- The exercise -
Please write the listing below out again exactly, leaving every picture behind.

^^^^^^^^^^^^^^^^

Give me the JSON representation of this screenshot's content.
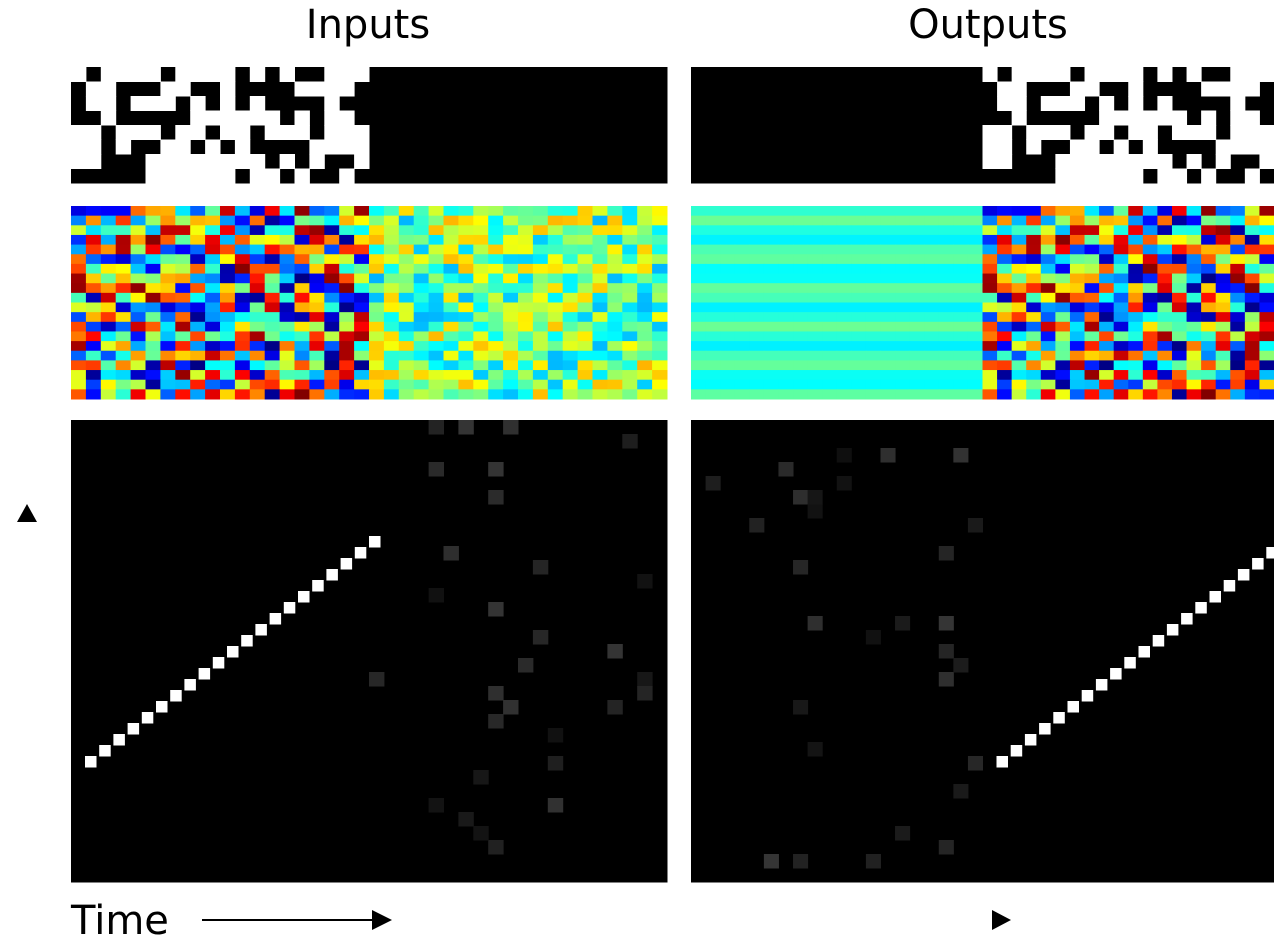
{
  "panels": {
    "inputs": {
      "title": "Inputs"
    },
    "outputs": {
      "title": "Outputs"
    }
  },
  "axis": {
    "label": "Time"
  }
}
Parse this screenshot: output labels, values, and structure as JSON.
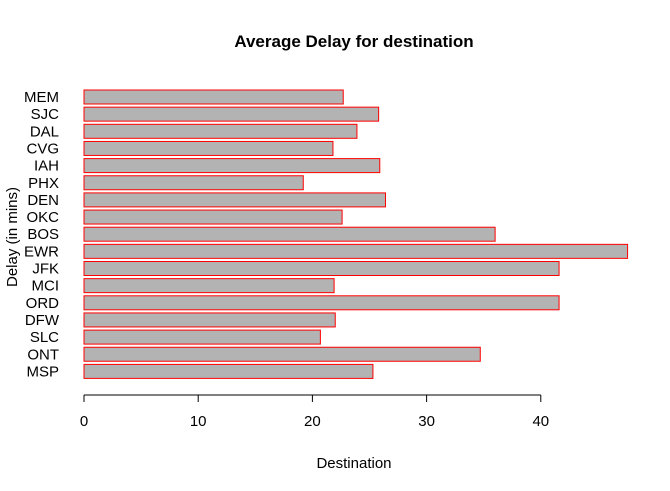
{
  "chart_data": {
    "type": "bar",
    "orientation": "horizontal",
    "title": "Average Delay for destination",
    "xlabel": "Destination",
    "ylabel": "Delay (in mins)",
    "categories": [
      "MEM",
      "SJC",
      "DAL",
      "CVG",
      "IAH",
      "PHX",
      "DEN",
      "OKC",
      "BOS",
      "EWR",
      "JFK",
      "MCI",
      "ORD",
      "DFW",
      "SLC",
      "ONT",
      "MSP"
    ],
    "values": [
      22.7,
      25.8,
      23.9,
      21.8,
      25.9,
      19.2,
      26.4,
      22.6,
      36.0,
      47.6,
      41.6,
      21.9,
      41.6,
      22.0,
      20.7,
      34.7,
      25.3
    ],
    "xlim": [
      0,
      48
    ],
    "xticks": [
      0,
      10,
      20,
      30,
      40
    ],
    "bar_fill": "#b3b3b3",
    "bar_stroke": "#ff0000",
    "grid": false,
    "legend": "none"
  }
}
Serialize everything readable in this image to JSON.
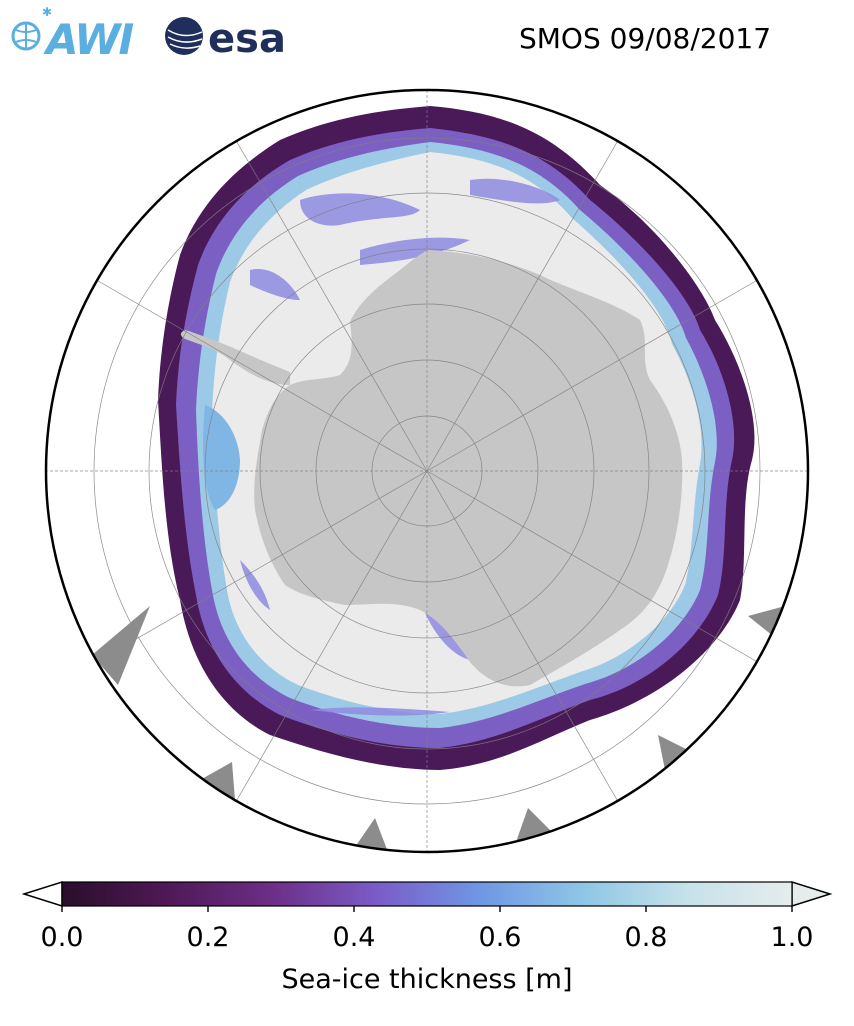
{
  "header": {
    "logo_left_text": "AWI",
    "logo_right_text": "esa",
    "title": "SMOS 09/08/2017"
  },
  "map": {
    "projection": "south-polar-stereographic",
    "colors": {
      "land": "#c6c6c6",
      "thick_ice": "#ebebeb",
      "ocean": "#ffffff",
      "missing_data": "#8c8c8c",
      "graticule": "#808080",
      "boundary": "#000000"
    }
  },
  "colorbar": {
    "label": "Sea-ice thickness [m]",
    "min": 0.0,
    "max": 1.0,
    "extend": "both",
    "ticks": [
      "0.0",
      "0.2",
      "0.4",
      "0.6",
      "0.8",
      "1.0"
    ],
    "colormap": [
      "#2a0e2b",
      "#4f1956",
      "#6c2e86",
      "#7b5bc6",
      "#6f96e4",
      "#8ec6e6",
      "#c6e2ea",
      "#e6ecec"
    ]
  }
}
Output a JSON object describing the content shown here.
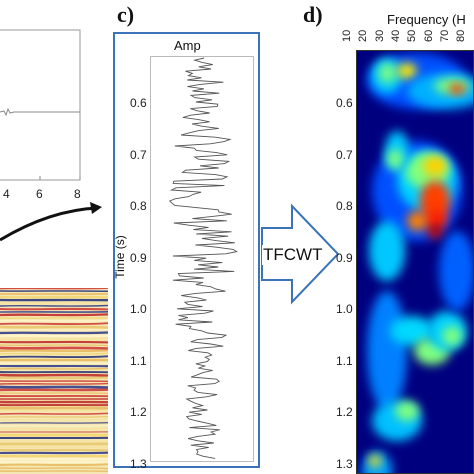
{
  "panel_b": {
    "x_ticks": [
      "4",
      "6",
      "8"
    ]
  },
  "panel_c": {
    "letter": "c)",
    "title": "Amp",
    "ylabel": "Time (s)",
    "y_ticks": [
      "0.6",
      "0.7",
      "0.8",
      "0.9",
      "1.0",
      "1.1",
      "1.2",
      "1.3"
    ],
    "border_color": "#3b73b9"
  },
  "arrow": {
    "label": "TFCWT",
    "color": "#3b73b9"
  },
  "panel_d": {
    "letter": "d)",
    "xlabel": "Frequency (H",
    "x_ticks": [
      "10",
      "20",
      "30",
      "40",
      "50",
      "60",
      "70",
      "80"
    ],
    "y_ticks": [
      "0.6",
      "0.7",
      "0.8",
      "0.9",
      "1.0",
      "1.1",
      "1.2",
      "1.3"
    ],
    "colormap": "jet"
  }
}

^^^^^^^^^^^^^^^^

- Exercise result -
Give me the JSON representation of this screenshot's content.
{
  "panels": {
    "inputs": {
      "title": "Inputs"
    },
    "outputs": {
      "title": "Outputs"
    }
  },
  "axis": {
    "label": "Time"
  }
}
Parse this screenshot: output labels, values, and structure as JSON.
{
  "chart_data": {
    "type": "bar",
    "orientation": "horizontal",
    "title": "Average Delay for destination",
    "xlabel": "Destination",
    "ylabel": "Delay (in mins)",
    "categories": [
      "MEM",
      "SJC",
      "DAL",
      "CVG",
      "IAH",
      "PHX",
      "DEN",
      "OKC",
      "BOS",
      "EWR",
      "JFK",
      "MCI",
      "ORD",
      "DFW",
      "SLC",
      "ONT",
      "MSP"
    ],
    "values": [
      22.7,
      25.8,
      23.9,
      21.8,
      25.9,
      19.2,
      26.4,
      22.6,
      36.0,
      47.6,
      41.6,
      21.9,
      41.6,
      22.0,
      20.7,
      34.7,
      25.3
    ],
    "xlim": [
      0,
      48
    ],
    "xticks": [
      0,
      10,
      20,
      30,
      40
    ],
    "bar_fill": "#b3b3b3",
    "bar_stroke": "#ff0000",
    "grid": false,
    "legend": "none"
  }
}
Serialize everything readable in this image to JSON.
{
  "header": {
    "logo_left_text": "AWI",
    "logo_right_text": "esa",
    "title": "SMOS 09/08/2017"
  },
  "map": {
    "projection": "south-polar-stereographic",
    "colors": {
      "land": "#c6c6c6",
      "thick_ice": "#ebebeb",
      "ocean": "#ffffff",
      "missing_data": "#8c8c8c",
      "graticule": "#808080",
      "boundary": "#000000"
    }
  },
  "colorbar": {
    "label": "Sea-ice thickness [m]",
    "min": 0.0,
    "max": 1.0,
    "extend": "both",
    "ticks": [
      "0.0",
      "0.2",
      "0.4",
      "0.6",
      "0.8",
      "1.0"
    ],
    "colormap": [
      "#2a0e2b",
      "#4f1956",
      "#6c2e86",
      "#7b5bc6",
      "#6f96e4",
      "#8ec6e6",
      "#c6e2ea",
      "#e6ecec"
    ]
  }
}
Output a JSON object describing the content shown here.
{
  "panel_b": {
    "x_ticks": [
      "4",
      "6",
      "8"
    ]
  },
  "panel_c": {
    "letter": "c)",
    "title": "Amp",
    "ylabel": "Time (s)",
    "y_ticks": [
      "0.6",
      "0.7",
      "0.8",
      "0.9",
      "1.0",
      "1.1",
      "1.2",
      "1.3"
    ],
    "border_color": "#3b73b9"
  },
  "arrow": {
    "label": "TFCWT",
    "color": "#3b73b9"
  },
  "panel_d": {
    "letter": "d)",
    "xlabel": "Frequency (H",
    "x_ticks": [
      "10",
      "20",
      "30",
      "40",
      "50",
      "60",
      "70",
      "80"
    ],
    "y_ticks": [
      "0.6",
      "0.7",
      "0.8",
      "0.9",
      "1.0",
      "1.1",
      "1.2",
      "1.3"
    ],
    "colormap": "jet"
  }
}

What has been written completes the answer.